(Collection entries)
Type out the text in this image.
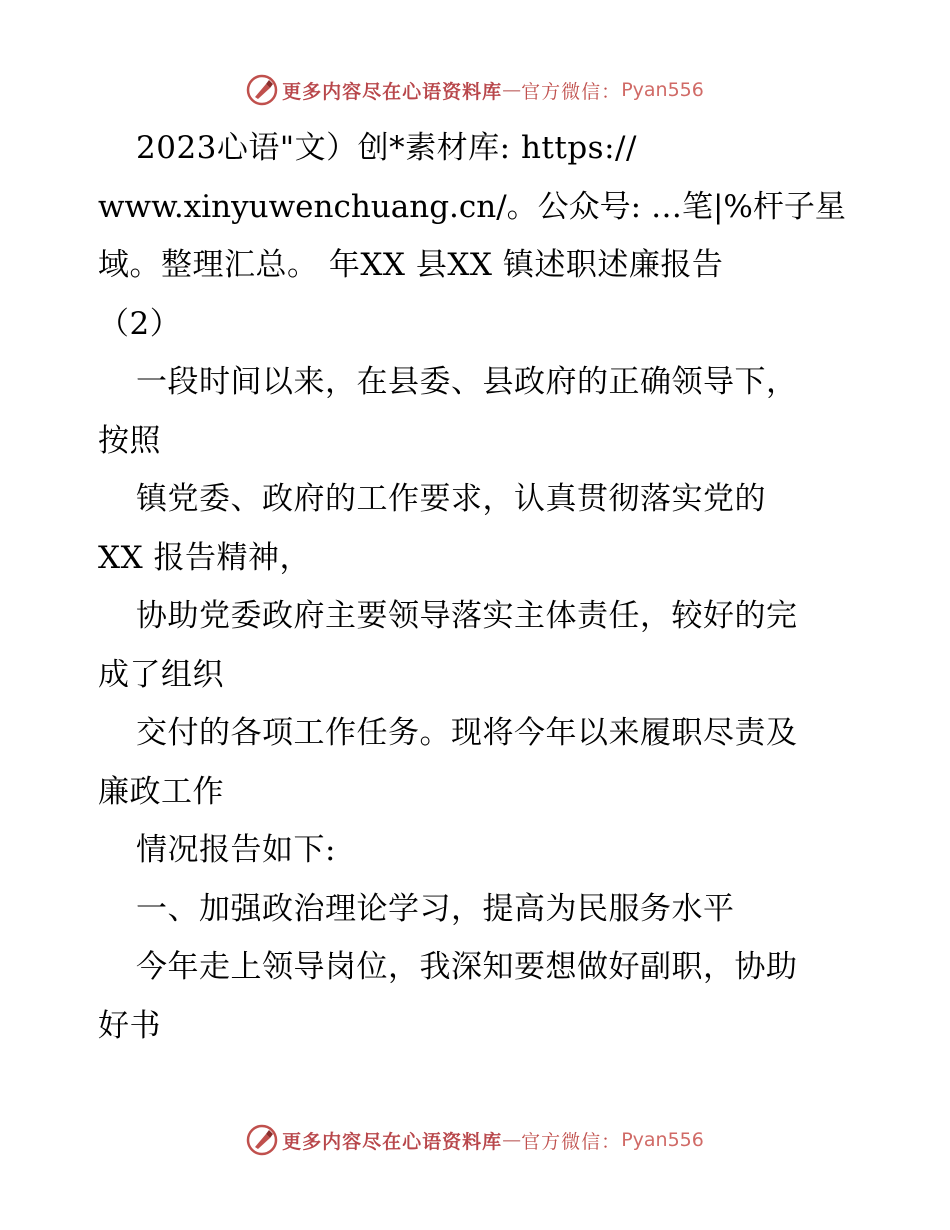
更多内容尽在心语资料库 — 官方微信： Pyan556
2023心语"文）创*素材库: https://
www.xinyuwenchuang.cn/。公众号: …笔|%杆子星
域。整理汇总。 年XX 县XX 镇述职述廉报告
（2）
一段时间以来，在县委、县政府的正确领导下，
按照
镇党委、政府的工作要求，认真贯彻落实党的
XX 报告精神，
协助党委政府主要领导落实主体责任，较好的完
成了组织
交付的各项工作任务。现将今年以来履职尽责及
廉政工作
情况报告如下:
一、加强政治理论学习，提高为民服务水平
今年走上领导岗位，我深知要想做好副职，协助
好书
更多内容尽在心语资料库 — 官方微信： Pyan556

What to do.
The pictures in the entries should be left out; output everything else exactly.

Answer to this problem.
Type out the text in this image.
更多内容尽在心语资料库 — 官方微信： Pyan556
2023心语"文）创*素材库: https://
www.xinyuwenchuang.cn/。公众号: …笔|%杆子星
域。整理汇总。 年XX 县XX 镇述职述廉报告
（2）
一段时间以来，在县委、县政府的正确领导下，
按照
镇党委、政府的工作要求，认真贯彻落实党的
XX 报告精神，
协助党委政府主要领导落实主体责任，较好的完
成了组织
交付的各项工作任务。现将今年以来履职尽责及
廉政工作
情况报告如下:
一、加强政治理论学习，提高为民服务水平
今年走上领导岗位，我深知要想做好副职，协助
好书
更多内容尽在心语资料库 — 官方微信： Pyan556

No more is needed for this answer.